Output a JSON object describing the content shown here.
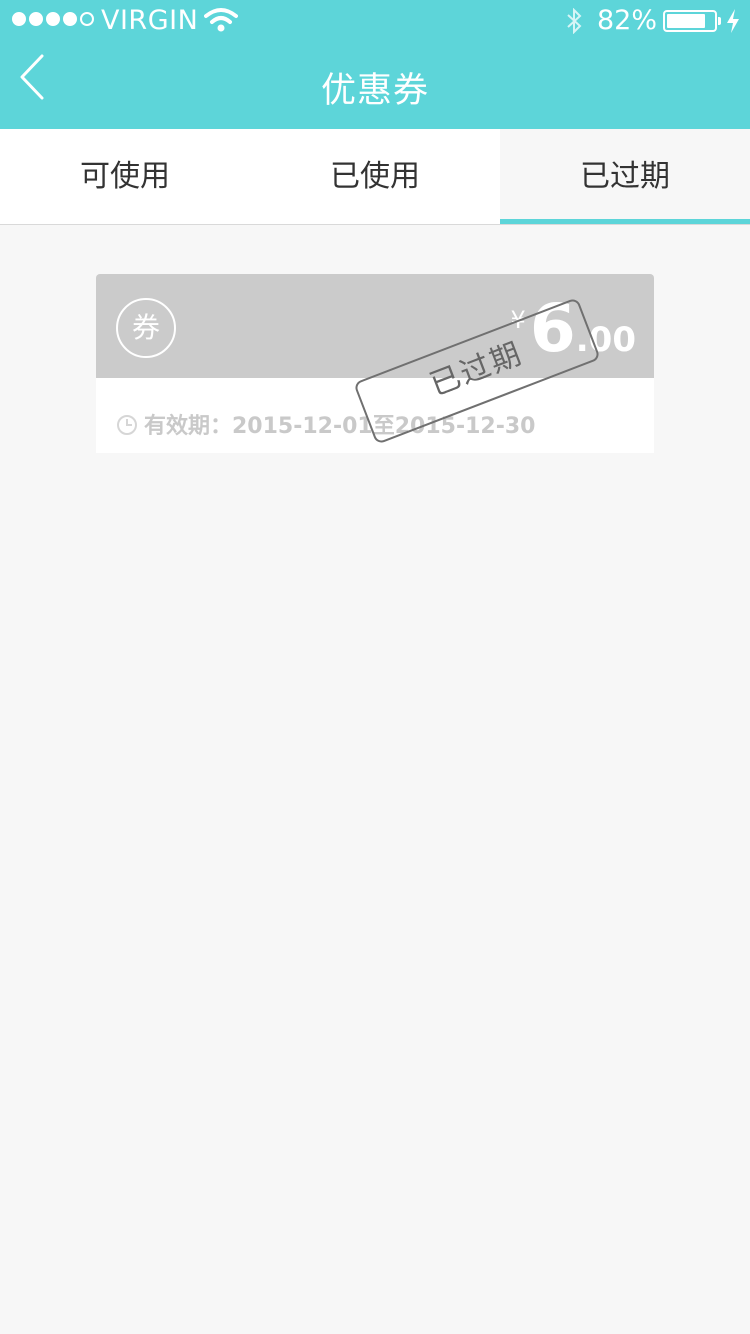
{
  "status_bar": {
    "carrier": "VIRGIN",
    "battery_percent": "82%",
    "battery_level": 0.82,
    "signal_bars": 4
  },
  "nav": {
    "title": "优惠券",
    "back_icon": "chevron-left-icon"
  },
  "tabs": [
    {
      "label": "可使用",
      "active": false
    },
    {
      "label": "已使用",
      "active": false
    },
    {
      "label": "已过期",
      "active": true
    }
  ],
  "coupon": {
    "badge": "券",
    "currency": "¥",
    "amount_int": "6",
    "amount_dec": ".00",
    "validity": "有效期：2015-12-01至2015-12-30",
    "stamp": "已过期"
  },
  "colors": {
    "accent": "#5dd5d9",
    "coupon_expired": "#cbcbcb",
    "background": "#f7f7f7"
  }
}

▬▬▬▬▬▬▬▬▬▬

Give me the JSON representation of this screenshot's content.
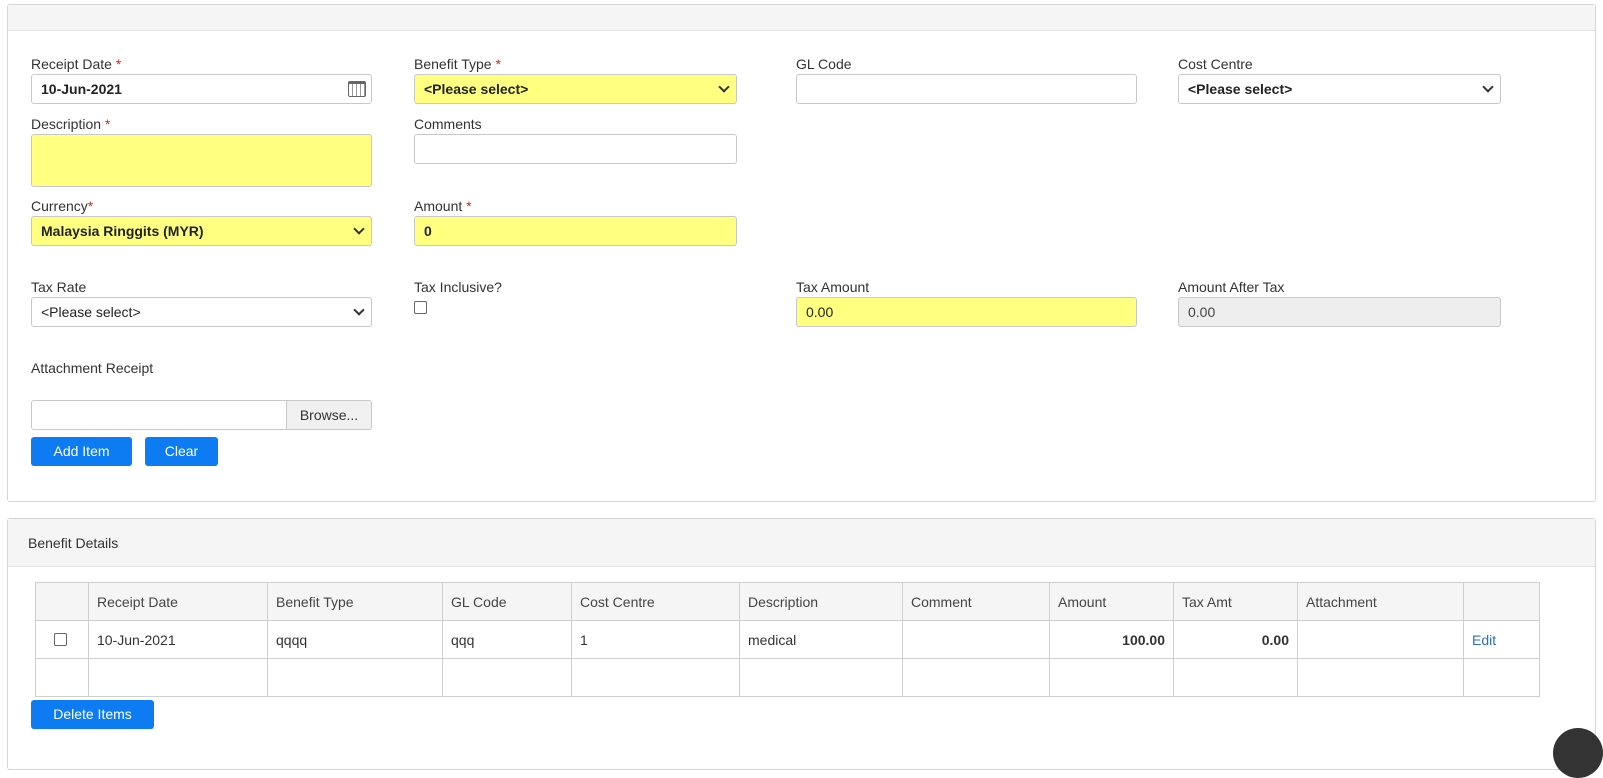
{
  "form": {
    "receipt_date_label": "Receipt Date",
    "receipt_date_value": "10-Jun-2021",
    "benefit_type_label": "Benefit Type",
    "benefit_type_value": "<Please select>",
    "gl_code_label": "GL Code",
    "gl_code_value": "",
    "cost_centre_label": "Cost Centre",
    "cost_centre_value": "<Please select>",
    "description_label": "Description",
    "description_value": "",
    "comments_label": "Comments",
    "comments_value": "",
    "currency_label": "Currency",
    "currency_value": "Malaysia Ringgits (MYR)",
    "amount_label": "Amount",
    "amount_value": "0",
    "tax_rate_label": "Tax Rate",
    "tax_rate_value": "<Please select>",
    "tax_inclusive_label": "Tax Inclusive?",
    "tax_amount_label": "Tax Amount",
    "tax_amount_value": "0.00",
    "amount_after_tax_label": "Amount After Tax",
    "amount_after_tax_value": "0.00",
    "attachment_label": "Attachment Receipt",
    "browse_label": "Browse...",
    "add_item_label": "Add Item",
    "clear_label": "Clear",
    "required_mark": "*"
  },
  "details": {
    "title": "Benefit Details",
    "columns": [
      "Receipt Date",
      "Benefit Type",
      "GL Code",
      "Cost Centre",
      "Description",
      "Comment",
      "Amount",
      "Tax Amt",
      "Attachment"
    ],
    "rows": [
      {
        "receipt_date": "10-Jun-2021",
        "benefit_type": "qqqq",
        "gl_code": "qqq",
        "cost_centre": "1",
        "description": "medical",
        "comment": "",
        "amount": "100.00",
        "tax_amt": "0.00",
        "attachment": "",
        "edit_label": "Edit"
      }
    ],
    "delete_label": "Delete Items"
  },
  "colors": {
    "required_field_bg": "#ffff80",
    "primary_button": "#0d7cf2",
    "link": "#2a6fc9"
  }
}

▬▬▬▬▬▬▬▬▬▬

Given request. Using the listing above, pull out all lines that hold the word "Please".

Finished answer.
    "benefit_type_value": "<Please select>",
    "cost_centre_value": "<Please select>",
    "tax_rate_value": "<Please select>",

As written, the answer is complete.